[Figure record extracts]
┌────────

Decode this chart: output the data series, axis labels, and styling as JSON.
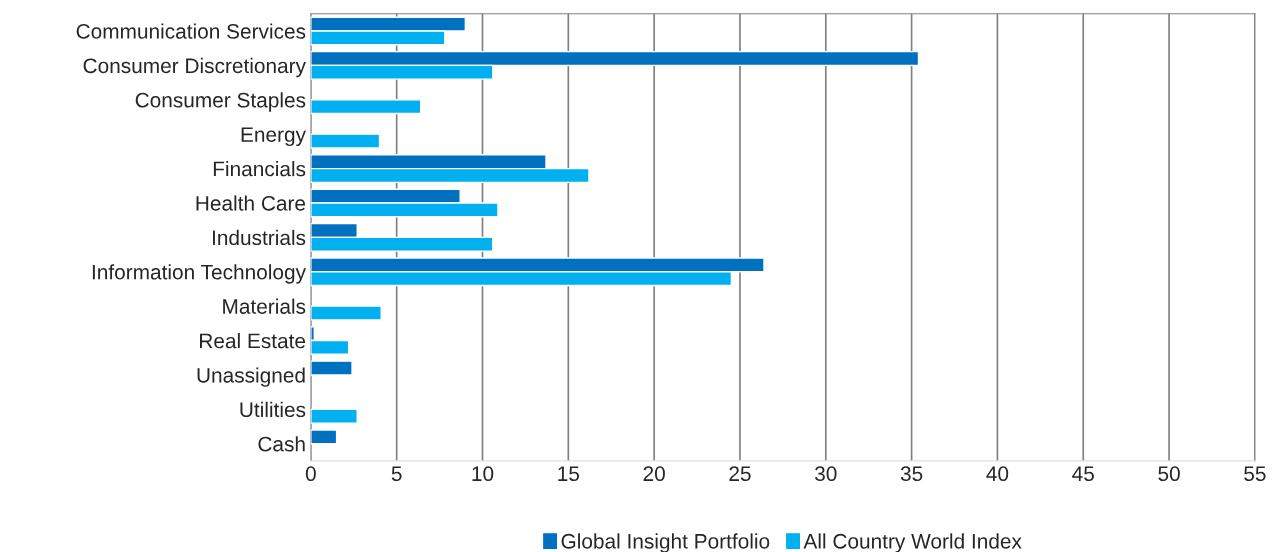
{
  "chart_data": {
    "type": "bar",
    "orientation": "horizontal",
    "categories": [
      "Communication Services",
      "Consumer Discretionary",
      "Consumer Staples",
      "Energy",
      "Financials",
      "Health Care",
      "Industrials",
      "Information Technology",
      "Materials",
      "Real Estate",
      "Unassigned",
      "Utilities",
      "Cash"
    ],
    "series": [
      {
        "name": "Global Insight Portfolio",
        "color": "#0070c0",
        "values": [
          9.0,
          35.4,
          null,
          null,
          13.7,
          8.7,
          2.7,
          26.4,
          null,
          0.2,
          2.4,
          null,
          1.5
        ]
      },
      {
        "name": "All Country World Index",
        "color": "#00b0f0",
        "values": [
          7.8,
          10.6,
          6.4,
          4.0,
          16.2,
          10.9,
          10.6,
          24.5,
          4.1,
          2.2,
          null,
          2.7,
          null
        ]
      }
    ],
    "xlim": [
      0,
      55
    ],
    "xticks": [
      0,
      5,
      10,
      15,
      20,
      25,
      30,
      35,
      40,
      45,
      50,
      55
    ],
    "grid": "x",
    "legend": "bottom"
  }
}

└────────
┌────────

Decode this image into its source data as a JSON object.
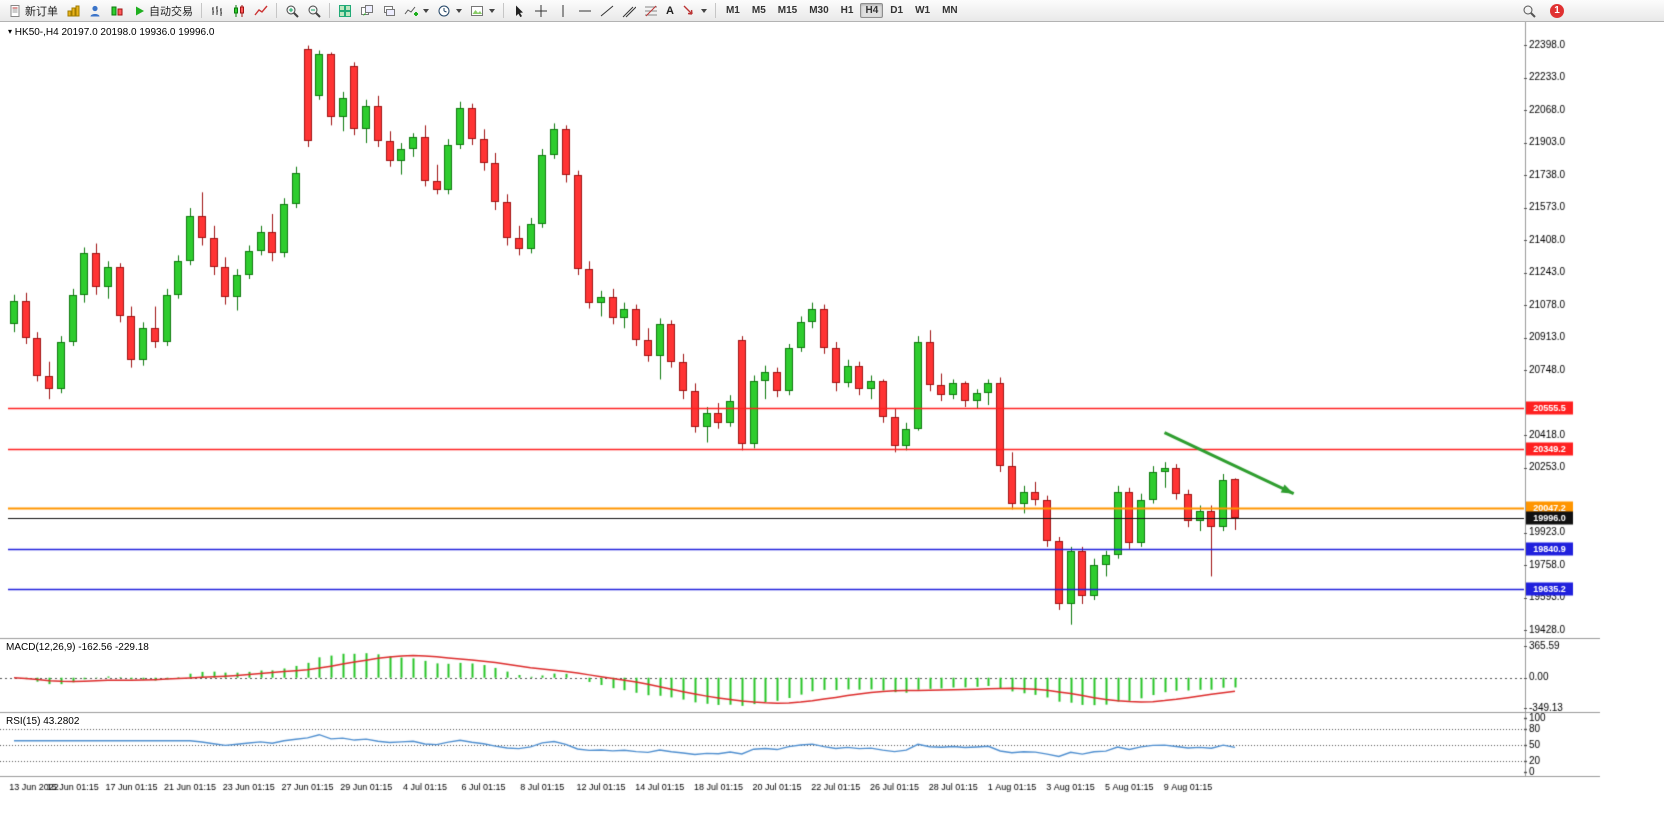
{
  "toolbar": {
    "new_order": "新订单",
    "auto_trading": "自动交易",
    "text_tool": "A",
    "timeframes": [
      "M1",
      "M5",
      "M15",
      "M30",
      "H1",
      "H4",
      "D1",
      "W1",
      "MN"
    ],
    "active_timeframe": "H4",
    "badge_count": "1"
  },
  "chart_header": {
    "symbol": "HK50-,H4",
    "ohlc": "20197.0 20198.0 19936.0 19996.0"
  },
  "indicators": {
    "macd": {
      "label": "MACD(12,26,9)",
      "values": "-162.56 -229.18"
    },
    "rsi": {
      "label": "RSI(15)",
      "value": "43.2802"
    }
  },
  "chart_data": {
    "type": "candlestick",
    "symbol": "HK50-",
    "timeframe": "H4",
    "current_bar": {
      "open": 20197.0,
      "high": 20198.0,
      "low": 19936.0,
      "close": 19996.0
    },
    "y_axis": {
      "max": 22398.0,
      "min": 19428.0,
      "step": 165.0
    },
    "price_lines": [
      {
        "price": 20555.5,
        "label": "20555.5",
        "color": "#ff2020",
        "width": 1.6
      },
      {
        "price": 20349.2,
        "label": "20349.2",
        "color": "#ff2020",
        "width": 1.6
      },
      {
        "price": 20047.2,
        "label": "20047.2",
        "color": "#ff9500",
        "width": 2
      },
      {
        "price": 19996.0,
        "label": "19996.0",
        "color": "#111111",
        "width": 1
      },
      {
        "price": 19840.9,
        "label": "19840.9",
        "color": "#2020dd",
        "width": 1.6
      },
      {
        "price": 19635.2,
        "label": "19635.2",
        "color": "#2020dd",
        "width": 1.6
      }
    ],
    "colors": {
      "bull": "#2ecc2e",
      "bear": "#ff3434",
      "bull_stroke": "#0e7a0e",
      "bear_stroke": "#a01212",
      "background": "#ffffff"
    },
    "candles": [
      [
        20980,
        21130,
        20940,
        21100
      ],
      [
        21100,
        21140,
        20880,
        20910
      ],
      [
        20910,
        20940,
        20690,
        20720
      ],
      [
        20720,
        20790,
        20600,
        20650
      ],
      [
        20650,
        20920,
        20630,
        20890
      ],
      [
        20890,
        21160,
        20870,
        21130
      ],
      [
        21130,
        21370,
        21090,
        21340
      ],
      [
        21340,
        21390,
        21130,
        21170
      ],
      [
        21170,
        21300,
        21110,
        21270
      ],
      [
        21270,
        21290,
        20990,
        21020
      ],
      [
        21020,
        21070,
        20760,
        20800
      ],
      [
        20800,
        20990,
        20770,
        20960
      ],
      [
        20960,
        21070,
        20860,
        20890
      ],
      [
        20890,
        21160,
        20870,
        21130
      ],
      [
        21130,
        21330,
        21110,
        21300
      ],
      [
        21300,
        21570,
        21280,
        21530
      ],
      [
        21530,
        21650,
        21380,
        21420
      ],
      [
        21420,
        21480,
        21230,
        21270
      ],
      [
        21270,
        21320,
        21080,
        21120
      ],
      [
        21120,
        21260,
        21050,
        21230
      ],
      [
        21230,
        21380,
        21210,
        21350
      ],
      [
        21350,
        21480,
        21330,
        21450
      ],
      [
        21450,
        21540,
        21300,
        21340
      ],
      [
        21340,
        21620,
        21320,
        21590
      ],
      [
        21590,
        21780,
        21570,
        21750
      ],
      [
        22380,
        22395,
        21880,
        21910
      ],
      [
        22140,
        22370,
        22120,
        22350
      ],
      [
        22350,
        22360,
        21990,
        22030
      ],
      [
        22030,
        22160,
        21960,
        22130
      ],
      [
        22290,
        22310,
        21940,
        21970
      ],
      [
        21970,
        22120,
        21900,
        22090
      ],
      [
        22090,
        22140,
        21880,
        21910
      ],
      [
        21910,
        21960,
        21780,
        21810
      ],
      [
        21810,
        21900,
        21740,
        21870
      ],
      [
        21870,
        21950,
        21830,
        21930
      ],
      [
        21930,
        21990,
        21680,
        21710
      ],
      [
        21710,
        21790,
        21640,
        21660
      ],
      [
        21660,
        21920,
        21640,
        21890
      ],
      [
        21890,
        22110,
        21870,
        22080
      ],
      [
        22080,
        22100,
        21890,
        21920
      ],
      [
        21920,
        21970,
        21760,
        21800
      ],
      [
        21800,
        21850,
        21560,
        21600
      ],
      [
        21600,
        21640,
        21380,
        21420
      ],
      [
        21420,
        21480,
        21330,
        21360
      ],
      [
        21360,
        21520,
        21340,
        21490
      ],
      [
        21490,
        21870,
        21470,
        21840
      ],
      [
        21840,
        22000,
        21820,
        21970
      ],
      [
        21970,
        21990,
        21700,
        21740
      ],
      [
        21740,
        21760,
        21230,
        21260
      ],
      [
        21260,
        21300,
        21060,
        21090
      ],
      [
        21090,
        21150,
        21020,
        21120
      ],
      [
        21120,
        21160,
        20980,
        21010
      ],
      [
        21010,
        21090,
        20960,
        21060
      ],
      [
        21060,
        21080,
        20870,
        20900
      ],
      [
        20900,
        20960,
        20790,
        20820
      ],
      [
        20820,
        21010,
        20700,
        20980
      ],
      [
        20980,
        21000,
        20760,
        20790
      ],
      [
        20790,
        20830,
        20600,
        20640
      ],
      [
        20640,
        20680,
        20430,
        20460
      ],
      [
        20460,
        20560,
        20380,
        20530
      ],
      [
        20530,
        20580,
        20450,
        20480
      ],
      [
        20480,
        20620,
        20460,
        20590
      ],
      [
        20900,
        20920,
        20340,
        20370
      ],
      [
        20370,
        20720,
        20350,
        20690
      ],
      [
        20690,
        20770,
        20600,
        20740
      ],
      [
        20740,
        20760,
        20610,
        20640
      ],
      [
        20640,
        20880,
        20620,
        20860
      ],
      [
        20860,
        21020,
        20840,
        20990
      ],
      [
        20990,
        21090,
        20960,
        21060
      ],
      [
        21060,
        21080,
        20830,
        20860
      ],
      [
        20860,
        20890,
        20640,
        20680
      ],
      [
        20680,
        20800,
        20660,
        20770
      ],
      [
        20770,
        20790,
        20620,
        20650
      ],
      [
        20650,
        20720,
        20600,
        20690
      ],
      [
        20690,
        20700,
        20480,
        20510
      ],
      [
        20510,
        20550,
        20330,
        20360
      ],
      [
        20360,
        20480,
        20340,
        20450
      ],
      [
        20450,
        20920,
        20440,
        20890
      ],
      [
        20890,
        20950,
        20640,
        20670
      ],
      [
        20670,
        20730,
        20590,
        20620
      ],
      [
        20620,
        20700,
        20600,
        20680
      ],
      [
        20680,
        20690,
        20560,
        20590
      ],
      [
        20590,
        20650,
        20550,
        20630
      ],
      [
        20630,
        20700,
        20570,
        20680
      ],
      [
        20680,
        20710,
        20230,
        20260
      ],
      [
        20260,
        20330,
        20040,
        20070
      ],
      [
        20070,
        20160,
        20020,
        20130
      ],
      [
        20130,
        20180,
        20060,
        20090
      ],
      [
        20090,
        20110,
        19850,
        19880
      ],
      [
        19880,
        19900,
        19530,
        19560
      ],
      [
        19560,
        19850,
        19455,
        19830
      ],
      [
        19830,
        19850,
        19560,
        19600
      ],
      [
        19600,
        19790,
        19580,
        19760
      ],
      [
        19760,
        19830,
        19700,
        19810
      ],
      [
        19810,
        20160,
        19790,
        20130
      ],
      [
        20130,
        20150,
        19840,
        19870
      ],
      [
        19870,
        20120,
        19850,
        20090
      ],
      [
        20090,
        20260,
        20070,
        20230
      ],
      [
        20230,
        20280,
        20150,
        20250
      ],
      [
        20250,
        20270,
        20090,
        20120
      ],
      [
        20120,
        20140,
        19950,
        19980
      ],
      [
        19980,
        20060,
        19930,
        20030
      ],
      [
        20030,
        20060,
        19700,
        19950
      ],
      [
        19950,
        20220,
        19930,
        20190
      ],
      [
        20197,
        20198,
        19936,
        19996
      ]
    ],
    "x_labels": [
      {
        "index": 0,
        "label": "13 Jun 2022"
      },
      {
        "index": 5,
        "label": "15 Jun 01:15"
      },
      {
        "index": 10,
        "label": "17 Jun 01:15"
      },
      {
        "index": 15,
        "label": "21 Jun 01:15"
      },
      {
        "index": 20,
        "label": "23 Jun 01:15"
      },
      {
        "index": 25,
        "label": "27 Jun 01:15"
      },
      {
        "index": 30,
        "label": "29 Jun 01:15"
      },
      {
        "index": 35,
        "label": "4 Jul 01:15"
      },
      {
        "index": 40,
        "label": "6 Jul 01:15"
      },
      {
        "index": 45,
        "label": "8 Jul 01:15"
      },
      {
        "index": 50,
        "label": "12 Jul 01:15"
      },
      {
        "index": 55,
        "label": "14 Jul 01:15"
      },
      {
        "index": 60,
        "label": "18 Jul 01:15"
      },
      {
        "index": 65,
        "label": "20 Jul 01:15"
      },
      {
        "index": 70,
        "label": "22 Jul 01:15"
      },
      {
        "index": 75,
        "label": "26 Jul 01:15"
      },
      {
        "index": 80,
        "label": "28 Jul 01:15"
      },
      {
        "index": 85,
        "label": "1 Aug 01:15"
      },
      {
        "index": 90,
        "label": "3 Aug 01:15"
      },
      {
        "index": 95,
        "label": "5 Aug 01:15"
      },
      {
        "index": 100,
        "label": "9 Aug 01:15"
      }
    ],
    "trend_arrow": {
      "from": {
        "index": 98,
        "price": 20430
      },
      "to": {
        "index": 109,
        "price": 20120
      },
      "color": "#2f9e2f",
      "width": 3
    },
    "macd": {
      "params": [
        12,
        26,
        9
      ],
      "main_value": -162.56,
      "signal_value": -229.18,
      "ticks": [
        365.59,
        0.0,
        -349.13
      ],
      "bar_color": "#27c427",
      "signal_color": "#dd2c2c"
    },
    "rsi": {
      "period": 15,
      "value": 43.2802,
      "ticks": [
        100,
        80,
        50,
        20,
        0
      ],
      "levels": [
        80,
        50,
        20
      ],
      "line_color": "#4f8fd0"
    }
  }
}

└────────

### Your goal:
How many lines in the listing contain "Consumer"? Answer with the number alone.

### Correct answer:
2